_GIVEN INSTRUCTION_
Produce a word-for-word copy of the listing below without its pictures.

══ RAW DATA ══

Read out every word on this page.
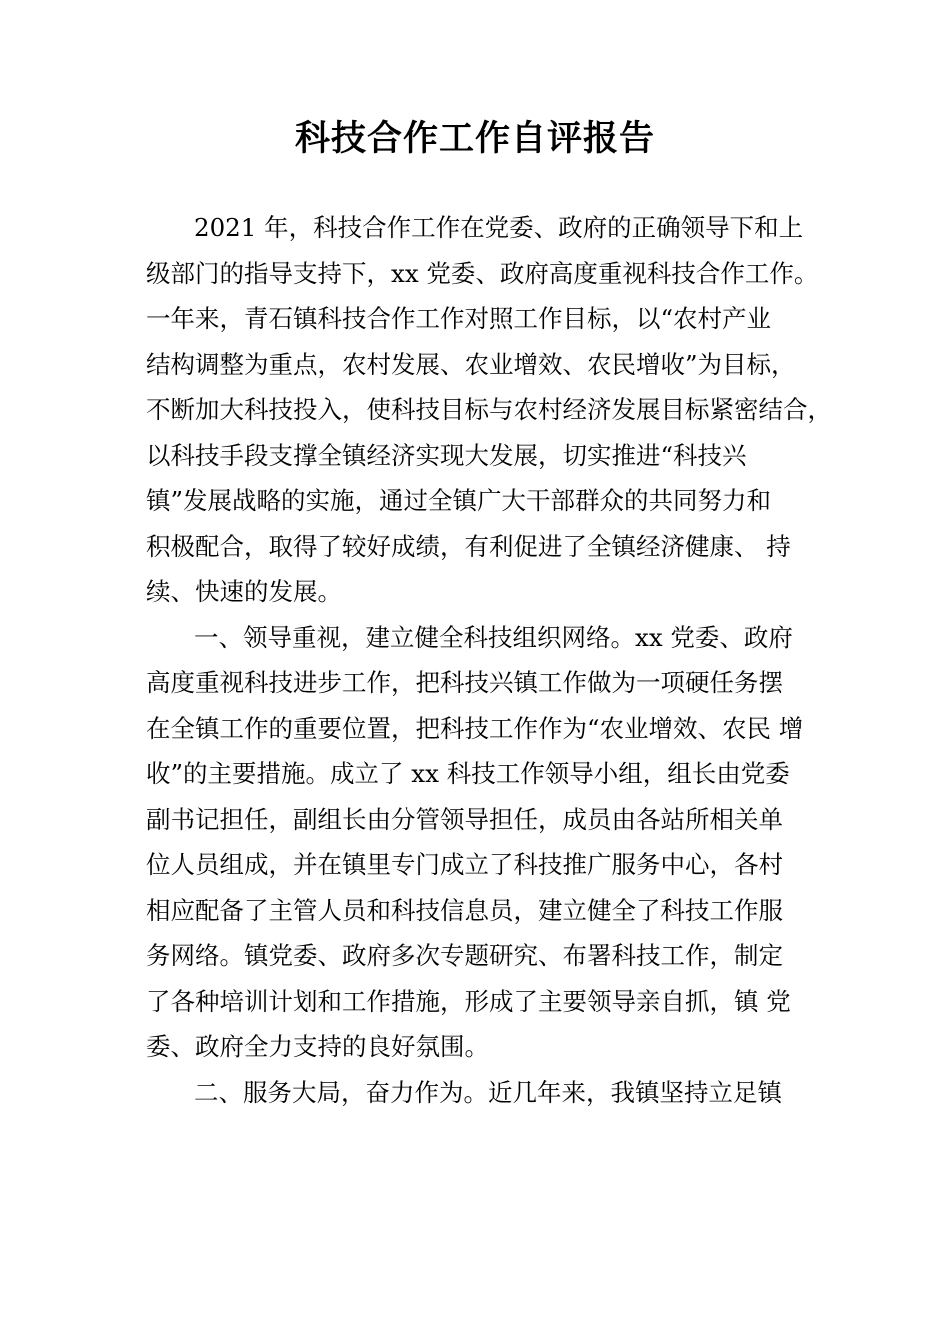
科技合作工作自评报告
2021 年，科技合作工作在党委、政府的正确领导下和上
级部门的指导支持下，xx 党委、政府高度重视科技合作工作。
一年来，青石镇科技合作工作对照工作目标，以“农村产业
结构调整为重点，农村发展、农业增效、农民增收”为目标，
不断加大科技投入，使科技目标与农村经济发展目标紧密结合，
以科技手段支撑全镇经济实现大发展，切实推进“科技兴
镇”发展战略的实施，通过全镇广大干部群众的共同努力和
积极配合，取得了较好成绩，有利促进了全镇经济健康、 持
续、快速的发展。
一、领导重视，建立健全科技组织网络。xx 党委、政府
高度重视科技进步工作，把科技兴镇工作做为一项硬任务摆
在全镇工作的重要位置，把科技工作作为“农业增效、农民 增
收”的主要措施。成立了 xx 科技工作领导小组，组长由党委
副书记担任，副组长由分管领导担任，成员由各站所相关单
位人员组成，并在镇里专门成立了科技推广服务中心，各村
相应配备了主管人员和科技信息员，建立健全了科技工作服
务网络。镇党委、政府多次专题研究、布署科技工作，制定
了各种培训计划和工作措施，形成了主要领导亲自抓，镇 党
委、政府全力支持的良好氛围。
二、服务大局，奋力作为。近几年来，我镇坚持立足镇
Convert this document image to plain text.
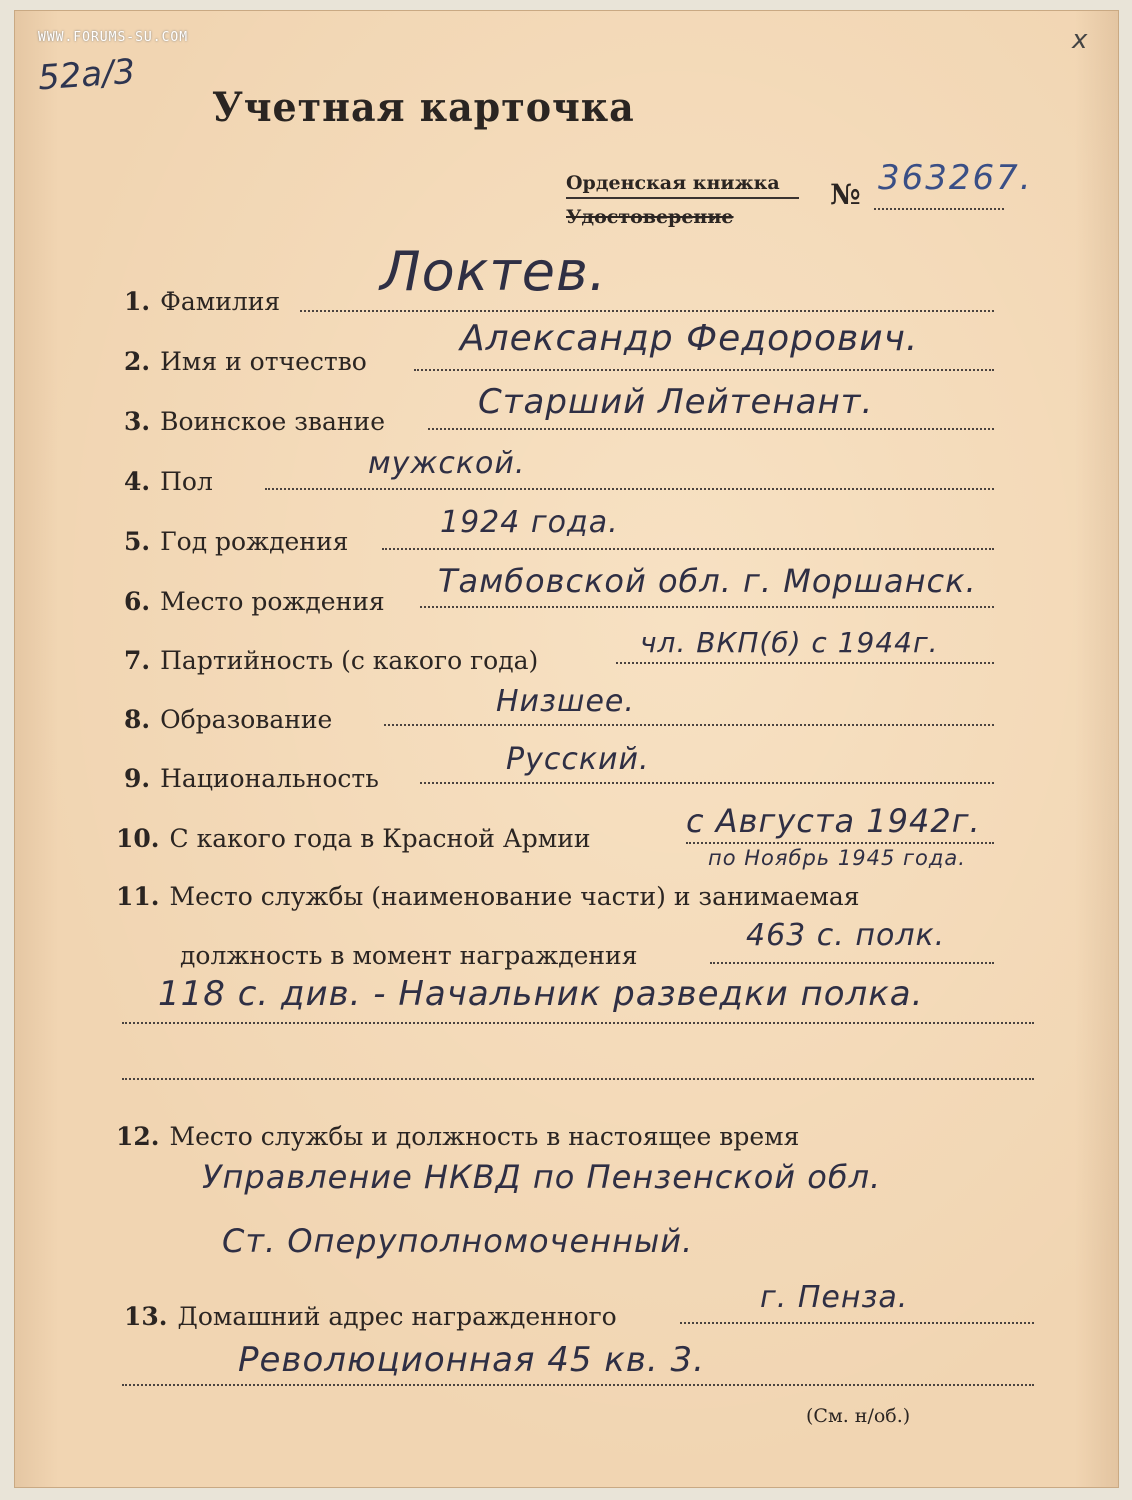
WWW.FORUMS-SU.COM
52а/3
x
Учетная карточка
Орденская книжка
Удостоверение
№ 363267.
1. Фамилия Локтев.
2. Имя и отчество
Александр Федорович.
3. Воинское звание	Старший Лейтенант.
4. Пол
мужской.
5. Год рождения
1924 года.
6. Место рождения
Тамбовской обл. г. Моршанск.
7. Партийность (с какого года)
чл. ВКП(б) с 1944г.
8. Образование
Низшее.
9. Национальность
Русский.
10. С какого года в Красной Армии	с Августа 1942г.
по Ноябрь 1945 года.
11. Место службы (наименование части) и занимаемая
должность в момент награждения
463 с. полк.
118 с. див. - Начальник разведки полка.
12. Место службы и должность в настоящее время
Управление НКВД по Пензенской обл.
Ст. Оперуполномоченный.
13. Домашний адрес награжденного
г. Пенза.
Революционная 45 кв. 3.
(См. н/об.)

═══

_WRITTEN RESPONSE_
Read out every word on this page.
科技合作工作自评报告
2021 年，科技合作工作在党委、政府的正确领导下和上
级部门的指导支持下，xx 党委、政府高度重视科技合作工作。
一年来，青石镇科技合作工作对照工作目标，以“农村产业
结构调整为重点，农村发展、农业增效、农民增收”为目标，
不断加大科技投入，使科技目标与农村经济发展目标紧密结合，
以科技手段支撑全镇经济实现大发展，切实推进“科技兴
镇”发展战略的实施，通过全镇广大干部群众的共同努力和
积极配合，取得了较好成绩，有利促进了全镇经济健康、 持
续、快速的发展。
一、领导重视，建立健全科技组织网络。xx 党委、政府
高度重视科技进步工作，把科技兴镇工作做为一项硬任务摆
在全镇工作的重要位置，把科技工作作为“农业增效、农民 增
收”的主要措施。成立了 xx 科技工作领导小组，组长由党委
副书记担任，副组长由分管领导担任，成员由各站所相关单
位人员组成，并在镇里专门成立了科技推广服务中心，各村
相应配备了主管人员和科技信息员，建立健全了科技工作服
务网络。镇党委、政府多次专题研究、布署科技工作，制定
了各种培训计划和工作措施，形成了主要领导亲自抓，镇 党
委、政府全力支持的良好氛围。
二、服务大局，奋力作为。近几年来，我镇坚持立足镇
Convert this document image to plain text.
WWW.FORUMS-SU.COM
52а/3
x
Учетная карточка
Орденская книжка
Удостоверение
№ 363267.
1. Фамилия Локтев.
2. Имя и отчество
Александр Федорович.
3. Воинское звание	Старший Лейтенант.
4. Пол
мужской.
5. Год рождения
1924 года.
6. Место рождения
Тамбовской обл. г. Моршанск.
7. Партийность (с какого года)
чл. ВКП(б) с 1944г.
8. Образование
Низшее.
9. Национальность
Русский.
10. С какого года в Красной Армии	с Августа 1942г.
по Ноябрь 1945 года.
11. Место службы (наименование части) и занимаемая
должность в момент награждения
463 с. полк.
118 с. див. - Начальник разведки полка.
12. Место службы и должность в настоящее время
Управление НКВД по Пензенской обл.
Ст. Оперуполномоченный.
13. Домашний адрес награжденного
г. Пенза.
Революционная 45 кв. 3.
(См. н/об.)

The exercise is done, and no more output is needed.